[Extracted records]
§ §

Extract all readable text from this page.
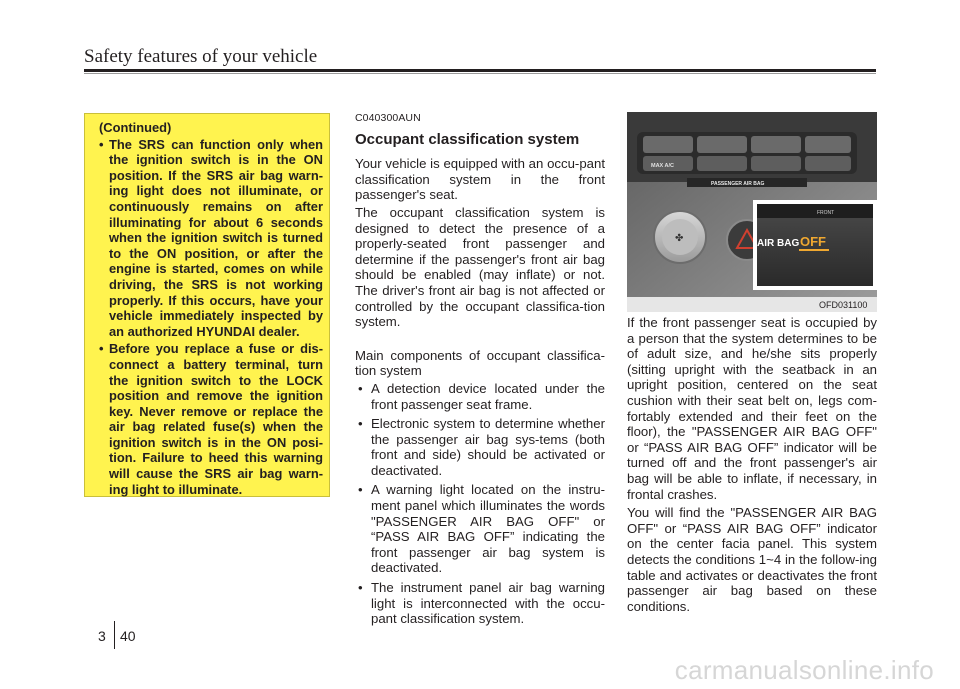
Safety features of your vehicle
(Continued)
• The SRS can function only when the ignition switch is in the ON position. If the SRS air bag warn-ing light does not illuminate, or continuously remains on after illuminating for about 6 seconds when the ignition switch is turned to the ON position, or after the engine is started, comes on while driving, the SRS is not working properly. If this occurs, have your vehicle immediately inspected by an authorized HYUNDAI dealer.
• Before you replace a fuse or dis-connect a battery terminal, turn the ignition switch to the LOCK position and remove the ignition key. Never remove or replace the air bag related fuse(s) when the ignition switch is in the ON posi-tion. Failure to heed this warning will cause the SRS air bag warn-ing light to illuminate.
C040300AUN
Occupant classification system

Your vehicle is equipped with an occu-pant classification system in the front passenger's seat.

The occupant classification system is designed to detect the presence of a properly-seated front passenger and determine if the passenger's front air bag should be enabled (may inflate) or not. The driver's front air bag is not affected or controlled by the occupant classifica-tion system.

Main components of occupant classifica-tion system

• A detection device located under the front passenger seat frame.
• Electronic system to determine whether the passenger air bag sys-tems (both front and side) should be activated or deactivated.
• A warning light located on the instru-ment panel which illuminates the words "PASSENGER AIR BAG OFF" or “PASS AIR BAG OFF” indicating the front passenger air bag system is deactivated.
• The instrument panel air bag warning light is interconnected with the occu-pant classification system.
MAX A/C
PASSENGER AIR BAG
✤
FRONT
AIR BAG OFF
OFD031100

If the front passenger seat is occupied by a person that the system determines to be of adult size, and he/she sits properly (sitting upright with the seatback in an upright position, centered on the seat cushion with their seat belt on, legs com-fortably extended and their feet on the floor), the "PASSENGER AIR BAG OFF" or “PASS AIR BAG OFF” indicator will be turned off and the front passenger's air bag will be able to inflate, if necessary, in frontal crashes.

You will find the "PASSENGER AIR BAG OFF" or “PASS AIR BAG OFF” indicator on the center facia panel. This system detects the conditions 1~4 in the follow-ing table and activates or deactivates the front passenger air bag based on these conditions.

3 40
carmanualsonline.info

§ §

▸ WHAT TO PRODUCE: Find the string "warning" in the entries above and return each line that holds it.

▸ RESPONSE BELOW:
• Before you replace a fuse or dis-connect a battery terminal, turn the ignition switch to the LOCK position and remove the ignition key. Never remove or replace the air bag related fuse(s) when the ignition switch is in the ON posi-tion. Failure to heed this warning will cause the SRS air bag warn-ing light to illuminate.
• A warning light located on the instru-ment panel which illuminates the words "PASSENGER AIR BAG OFF" or “PASS AIR BAG OFF” indicating the front passenger air bag system is deactivated.
• The instrument panel air bag warning light is interconnected with the occu-pant classification system.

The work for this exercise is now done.